AIM | Looking through the listing, how many of its lines hold the word "Steel"? Answer with only the number.

SUPPLIED ENTRIES |
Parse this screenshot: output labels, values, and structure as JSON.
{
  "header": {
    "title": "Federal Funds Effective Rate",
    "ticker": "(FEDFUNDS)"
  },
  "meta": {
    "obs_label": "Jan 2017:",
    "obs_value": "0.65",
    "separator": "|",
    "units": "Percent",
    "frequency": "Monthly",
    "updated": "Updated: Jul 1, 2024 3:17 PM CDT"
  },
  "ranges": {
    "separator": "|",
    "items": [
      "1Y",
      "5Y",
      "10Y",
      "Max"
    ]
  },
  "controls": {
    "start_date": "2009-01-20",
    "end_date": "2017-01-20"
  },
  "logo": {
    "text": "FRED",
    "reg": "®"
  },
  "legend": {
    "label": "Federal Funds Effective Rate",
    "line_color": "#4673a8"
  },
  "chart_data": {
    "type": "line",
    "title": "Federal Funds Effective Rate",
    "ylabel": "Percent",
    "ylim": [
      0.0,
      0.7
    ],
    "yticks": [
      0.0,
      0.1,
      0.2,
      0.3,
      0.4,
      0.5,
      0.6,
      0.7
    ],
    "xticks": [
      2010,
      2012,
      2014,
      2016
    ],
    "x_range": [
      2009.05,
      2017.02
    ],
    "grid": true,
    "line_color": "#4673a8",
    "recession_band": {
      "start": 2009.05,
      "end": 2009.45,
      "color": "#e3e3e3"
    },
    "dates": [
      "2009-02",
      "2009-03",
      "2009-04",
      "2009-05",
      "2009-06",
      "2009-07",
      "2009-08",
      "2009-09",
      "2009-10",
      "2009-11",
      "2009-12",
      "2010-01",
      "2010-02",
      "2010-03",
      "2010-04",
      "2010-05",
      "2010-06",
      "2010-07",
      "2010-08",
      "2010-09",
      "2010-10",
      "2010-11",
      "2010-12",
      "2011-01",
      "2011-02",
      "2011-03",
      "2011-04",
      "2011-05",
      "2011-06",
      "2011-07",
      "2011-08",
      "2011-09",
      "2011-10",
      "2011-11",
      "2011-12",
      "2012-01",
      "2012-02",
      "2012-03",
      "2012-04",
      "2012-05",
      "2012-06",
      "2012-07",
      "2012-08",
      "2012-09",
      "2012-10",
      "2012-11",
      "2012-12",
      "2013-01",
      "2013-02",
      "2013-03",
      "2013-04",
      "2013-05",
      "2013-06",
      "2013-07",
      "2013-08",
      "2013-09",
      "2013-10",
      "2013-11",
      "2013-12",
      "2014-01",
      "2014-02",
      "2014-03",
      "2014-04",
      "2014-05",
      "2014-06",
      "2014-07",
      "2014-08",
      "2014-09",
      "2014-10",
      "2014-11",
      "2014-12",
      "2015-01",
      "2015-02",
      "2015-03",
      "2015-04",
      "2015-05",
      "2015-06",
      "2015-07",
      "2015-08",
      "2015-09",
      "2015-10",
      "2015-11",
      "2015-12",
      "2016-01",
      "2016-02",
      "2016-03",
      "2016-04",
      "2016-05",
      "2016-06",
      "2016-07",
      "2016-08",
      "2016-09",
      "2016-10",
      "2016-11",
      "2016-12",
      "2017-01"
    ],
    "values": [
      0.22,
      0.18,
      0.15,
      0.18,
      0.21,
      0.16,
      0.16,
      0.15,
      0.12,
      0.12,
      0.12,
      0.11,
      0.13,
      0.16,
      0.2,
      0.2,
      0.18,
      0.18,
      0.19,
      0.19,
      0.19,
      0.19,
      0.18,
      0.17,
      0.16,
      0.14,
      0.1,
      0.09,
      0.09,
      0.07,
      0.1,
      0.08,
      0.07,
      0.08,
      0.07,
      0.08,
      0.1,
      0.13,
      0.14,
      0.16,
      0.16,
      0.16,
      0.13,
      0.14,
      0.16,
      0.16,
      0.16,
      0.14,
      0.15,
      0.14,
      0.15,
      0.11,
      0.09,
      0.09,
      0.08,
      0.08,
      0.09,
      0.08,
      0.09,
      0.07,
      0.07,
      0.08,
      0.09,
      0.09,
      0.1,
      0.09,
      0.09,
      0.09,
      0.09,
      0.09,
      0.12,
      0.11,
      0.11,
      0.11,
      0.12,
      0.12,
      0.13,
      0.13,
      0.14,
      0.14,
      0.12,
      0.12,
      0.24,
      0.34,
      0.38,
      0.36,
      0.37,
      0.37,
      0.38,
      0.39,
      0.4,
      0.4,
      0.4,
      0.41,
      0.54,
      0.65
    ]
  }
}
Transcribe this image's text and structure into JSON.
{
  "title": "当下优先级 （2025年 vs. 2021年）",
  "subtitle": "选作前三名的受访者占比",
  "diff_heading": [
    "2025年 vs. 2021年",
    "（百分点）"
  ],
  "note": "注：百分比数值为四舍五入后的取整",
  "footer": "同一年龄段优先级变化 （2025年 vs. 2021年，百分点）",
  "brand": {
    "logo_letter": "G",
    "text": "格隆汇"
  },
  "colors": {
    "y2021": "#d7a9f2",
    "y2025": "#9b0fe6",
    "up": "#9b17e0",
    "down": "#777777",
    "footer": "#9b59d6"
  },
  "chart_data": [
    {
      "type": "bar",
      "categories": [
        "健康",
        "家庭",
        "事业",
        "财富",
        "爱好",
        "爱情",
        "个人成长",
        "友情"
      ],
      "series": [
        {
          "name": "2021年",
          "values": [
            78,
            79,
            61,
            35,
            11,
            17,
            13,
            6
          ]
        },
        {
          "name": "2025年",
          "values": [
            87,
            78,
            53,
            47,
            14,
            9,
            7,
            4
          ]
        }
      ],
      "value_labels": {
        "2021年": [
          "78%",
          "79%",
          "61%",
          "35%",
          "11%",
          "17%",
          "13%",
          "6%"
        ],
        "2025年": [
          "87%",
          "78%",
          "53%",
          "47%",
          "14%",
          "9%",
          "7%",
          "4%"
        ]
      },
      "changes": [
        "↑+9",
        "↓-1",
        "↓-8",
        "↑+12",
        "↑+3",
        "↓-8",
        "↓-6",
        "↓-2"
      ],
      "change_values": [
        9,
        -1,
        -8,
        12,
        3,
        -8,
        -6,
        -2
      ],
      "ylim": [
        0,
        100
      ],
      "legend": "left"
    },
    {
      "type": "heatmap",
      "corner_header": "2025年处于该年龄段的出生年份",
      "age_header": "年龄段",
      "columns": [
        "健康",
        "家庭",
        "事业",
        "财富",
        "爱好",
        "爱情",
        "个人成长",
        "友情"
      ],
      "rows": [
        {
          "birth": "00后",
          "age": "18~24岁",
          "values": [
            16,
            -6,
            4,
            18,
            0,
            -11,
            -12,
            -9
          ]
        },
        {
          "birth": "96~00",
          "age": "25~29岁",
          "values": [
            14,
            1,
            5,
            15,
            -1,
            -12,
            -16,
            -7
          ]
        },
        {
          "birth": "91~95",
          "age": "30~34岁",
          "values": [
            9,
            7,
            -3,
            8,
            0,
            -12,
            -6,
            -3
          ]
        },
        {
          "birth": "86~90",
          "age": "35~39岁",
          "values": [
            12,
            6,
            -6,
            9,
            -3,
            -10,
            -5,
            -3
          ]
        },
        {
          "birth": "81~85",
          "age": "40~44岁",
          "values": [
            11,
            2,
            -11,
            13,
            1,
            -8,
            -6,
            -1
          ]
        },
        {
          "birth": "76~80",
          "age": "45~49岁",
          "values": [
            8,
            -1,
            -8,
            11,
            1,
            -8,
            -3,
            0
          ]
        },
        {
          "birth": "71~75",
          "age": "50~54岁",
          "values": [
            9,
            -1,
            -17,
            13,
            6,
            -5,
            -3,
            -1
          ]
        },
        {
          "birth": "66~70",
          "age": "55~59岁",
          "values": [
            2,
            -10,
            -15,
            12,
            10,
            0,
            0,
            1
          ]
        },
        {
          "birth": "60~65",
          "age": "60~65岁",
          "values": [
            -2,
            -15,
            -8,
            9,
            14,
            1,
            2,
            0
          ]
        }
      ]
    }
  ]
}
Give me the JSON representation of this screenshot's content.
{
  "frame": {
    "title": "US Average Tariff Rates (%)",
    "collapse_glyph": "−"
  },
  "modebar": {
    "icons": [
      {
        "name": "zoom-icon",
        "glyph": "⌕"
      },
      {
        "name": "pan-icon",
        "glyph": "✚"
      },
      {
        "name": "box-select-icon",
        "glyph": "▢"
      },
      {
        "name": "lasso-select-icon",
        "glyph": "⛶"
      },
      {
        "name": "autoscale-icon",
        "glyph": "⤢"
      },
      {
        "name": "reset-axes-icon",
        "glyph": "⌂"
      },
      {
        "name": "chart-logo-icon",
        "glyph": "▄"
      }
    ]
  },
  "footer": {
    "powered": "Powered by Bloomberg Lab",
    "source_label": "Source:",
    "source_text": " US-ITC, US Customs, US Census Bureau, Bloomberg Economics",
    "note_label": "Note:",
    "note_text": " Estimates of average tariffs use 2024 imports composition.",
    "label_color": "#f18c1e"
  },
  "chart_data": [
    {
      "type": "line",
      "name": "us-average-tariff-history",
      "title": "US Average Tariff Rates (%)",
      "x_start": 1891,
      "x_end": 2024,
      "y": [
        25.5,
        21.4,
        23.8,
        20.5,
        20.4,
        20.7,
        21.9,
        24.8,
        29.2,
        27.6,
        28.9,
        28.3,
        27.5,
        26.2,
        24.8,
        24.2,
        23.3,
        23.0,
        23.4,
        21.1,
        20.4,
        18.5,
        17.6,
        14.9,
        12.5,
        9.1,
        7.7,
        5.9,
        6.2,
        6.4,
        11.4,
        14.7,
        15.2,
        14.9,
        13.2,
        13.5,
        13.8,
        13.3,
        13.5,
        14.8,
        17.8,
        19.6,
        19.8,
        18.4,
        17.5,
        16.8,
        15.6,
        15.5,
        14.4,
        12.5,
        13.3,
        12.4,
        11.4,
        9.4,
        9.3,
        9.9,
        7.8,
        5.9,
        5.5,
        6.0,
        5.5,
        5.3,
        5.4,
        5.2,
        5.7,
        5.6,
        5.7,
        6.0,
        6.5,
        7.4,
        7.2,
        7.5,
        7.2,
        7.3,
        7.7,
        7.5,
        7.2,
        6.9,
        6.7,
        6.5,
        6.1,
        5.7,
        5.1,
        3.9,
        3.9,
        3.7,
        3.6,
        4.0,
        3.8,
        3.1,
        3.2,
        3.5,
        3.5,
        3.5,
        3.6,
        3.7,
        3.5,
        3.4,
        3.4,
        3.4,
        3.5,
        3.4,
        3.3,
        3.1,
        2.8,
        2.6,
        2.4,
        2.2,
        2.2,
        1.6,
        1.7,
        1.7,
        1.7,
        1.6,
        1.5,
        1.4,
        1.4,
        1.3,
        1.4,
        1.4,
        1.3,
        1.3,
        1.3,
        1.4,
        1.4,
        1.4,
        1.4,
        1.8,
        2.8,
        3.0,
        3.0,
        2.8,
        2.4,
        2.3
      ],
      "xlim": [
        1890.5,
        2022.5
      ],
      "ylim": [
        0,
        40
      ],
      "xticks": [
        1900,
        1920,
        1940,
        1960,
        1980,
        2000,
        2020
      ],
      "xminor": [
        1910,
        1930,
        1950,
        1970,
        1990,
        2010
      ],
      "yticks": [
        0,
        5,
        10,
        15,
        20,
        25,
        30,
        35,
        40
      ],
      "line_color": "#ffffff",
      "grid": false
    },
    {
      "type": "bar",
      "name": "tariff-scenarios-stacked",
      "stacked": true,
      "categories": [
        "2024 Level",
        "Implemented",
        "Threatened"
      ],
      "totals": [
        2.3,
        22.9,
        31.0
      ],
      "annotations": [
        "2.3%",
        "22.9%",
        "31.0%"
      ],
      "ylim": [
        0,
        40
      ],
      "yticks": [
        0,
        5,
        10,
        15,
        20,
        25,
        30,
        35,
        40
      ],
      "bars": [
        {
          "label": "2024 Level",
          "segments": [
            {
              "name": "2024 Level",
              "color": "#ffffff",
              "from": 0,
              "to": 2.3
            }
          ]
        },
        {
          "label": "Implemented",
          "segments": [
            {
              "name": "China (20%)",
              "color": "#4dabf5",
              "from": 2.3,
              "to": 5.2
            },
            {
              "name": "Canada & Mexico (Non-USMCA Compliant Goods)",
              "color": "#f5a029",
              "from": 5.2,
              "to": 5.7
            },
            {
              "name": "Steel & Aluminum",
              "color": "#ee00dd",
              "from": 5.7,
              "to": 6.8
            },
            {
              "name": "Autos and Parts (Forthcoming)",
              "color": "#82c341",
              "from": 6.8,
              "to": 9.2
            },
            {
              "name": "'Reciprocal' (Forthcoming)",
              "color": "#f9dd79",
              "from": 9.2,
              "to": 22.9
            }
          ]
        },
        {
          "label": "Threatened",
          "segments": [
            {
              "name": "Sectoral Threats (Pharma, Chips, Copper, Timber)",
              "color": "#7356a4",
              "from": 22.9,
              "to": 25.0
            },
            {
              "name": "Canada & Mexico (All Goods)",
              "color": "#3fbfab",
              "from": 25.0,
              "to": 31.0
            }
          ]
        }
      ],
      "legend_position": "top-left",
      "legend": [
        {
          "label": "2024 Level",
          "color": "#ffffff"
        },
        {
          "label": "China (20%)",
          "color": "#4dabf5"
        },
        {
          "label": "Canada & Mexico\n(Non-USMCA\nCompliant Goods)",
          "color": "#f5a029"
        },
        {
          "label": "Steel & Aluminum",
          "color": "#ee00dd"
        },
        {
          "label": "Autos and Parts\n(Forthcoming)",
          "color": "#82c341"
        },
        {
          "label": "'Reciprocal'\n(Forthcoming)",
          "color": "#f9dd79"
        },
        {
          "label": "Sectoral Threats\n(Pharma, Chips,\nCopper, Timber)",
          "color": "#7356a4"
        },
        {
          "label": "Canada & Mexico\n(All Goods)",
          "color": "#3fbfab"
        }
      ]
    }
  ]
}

SOLUTION FOR THIS TASK | 2